Your instructions = Can you transcribe every entry word for word, skipping the images?

Data provided =
>> start

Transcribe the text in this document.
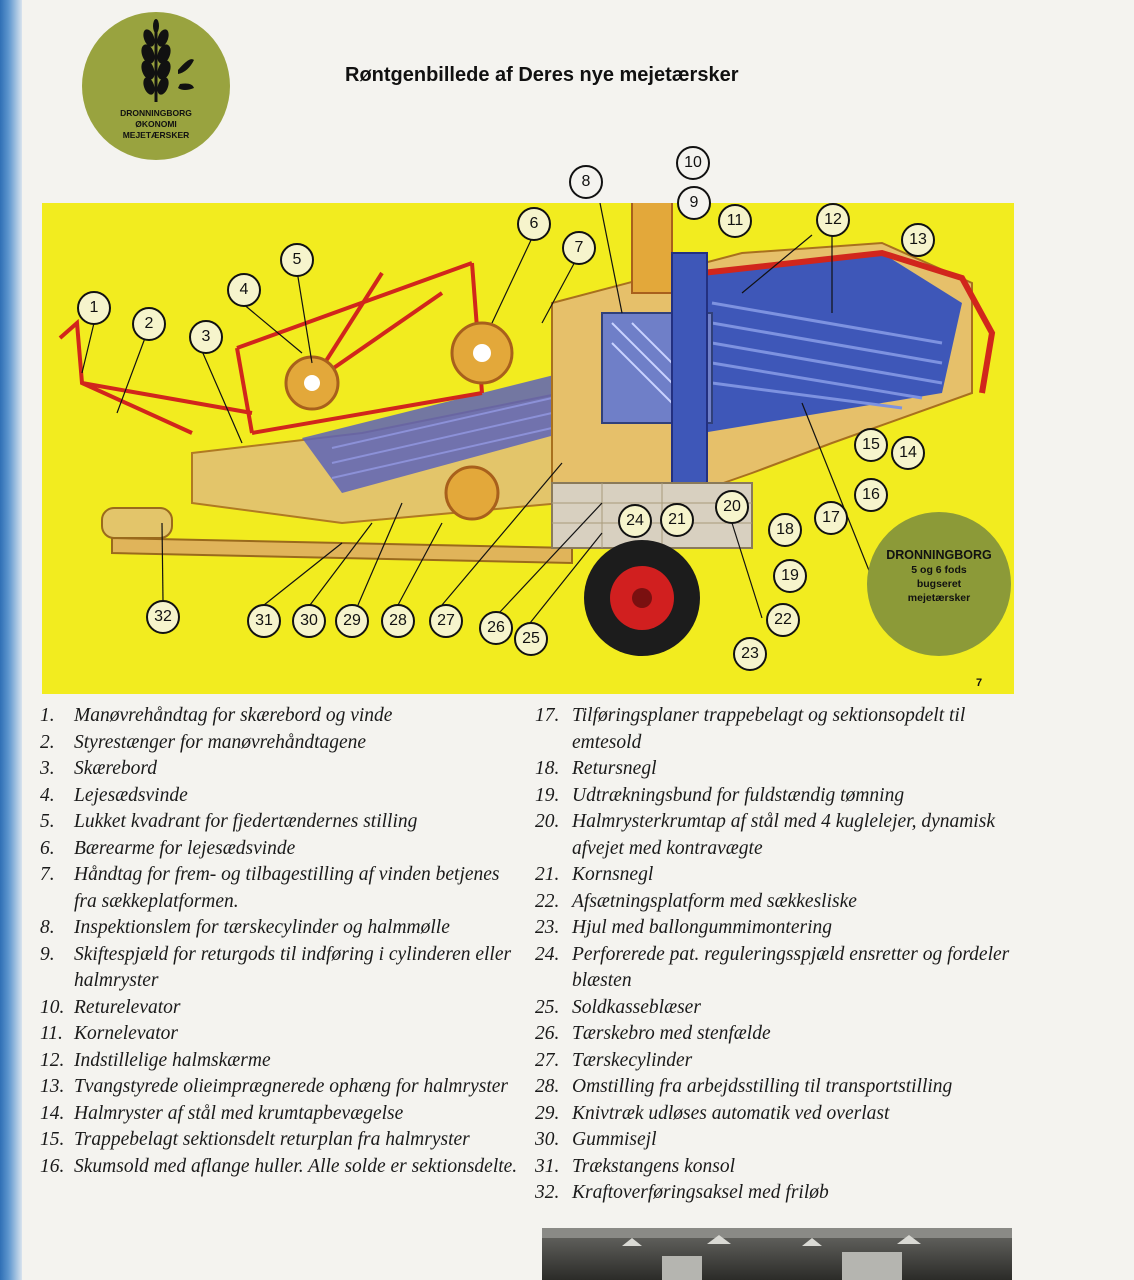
DRONNINGBORG
ØKONOMI
MEJETÆRSKER
Røntgenbillede af Deres nye mejetærsker
1
2
3
4
5
6
7
8
9
10
11	12
13
14
15
16
17
18
19
20
21
22
23
24
25
26
27
28
29
30
31
32
DRONNINGBORG
5 og 6 fods
bugseret
mejetærsker
7
1. Manøvrehåndtag for skærebord og vinde
2. Styrestænger for manøvrehåndtagene
3. Skærebord
4. Lejesædsvinde
5. Lukket kvadrant for fjedertændernes stilling
6. Bærearme for lejesædsvinde
7. Håndtag for frem- og tilbagestilling af vinden betjenes fra sækkeplatformen.
8. Inspektionslem for tærskecylinder og halmmølle
9. Skiftespjæld for returgods til indføring i cylinderen eller halmryster
10. Returelevator
11. Kornelevator
12. Indstillelige halmskærme
13. Tvangstyrede olieimprægnerede ophæng for halmryster
14. Halmryster af stål med krumtapbevægelse
15. Trappebelagt sektionsdelt returplan fra halmryster
16. Skumsold med aflange huller. Alle solde er sektionsdelte.
17. Tilføringsplaner trappebelagt og sektionsopdelt til emtesold
18. Retursnegl
19. Udtrækningsbund for fuldstændig tømning
20. Halmrysterkrumtap af stål med 4 kuglelejer, dynamisk afvejet med kontravægte
21. Kornsnegl
22. Afsætningsplatform med sækkesliske
23. Hjul med ballongummimontering
24. Perforerede pat. reguleringsspjæld ensretter og fordeler blæsten
25. Soldkasseblæser
26. Tærskebro med stenfælde
27. Tærskecylinder
28. Omstilling fra arbejdsstilling til transportstilling
29. Knivtræk udløses automatik ved overlast
30. Gummisejl
31. Trækstangens konsol
32. Kraftoverføringsaksel med friløb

>> end

Exercise result =
Transcribe the text in this document.
DRONNINGBORG
ØKONOMI
MEJETÆRSKER
Røntgenbillede af Deres nye mejetærsker
1
2
3
4
5
6
7
8
9
10
11	12
13
14
15
16
17
18
19
20
21
22
23
24
25
26
27
28
29
30
31
32
DRONNINGBORG
5 og 6 fods
bugseret
mejetærsker
7
1. Manøvrehåndtag for skærebord og vinde
2. Styrestænger for manøvrehåndtagene
3. Skærebord
4. Lejesædsvinde
5. Lukket kvadrant for fjedertændernes stilling
6. Bærearme for lejesædsvinde
7. Håndtag for frem- og tilbagestilling af vinden betjenes fra sækkeplatformen.
8. Inspektionslem for tærskecylinder og halmmølle
9. Skiftespjæld for returgods til indføring i cylinderen eller halmryster
10. Returelevator
11. Kornelevator
12. Indstillelige halmskærme
13. Tvangstyrede olieimprægnerede ophæng for halmryster
14. Halmryster af stål med krumtapbevægelse
15. Trappebelagt sektionsdelt returplan fra halmryster
16. Skumsold med aflange huller. Alle solde er sektionsdelte.
17. Tilføringsplaner trappebelagt og sektionsopdelt til emtesold
18. Retursnegl
19. Udtrækningsbund for fuldstændig tømning
20. Halmrysterkrumtap af stål med 4 kuglelejer, dynamisk afvejet med kontravægte
21. Kornsnegl
22. Afsætningsplatform med sækkesliske
23. Hjul med ballongummimontering
24. Perforerede pat. reguleringsspjæld ensretter og fordeler blæsten
25. Soldkasseblæser
26. Tærskebro med stenfælde
27. Tærskecylinder
28. Omstilling fra arbejdsstilling til transportstilling
29. Knivtræk udløses automatik ved overlast
30. Gummisejl
31. Trækstangens konsol
32. Kraftoverføringsaksel med friløb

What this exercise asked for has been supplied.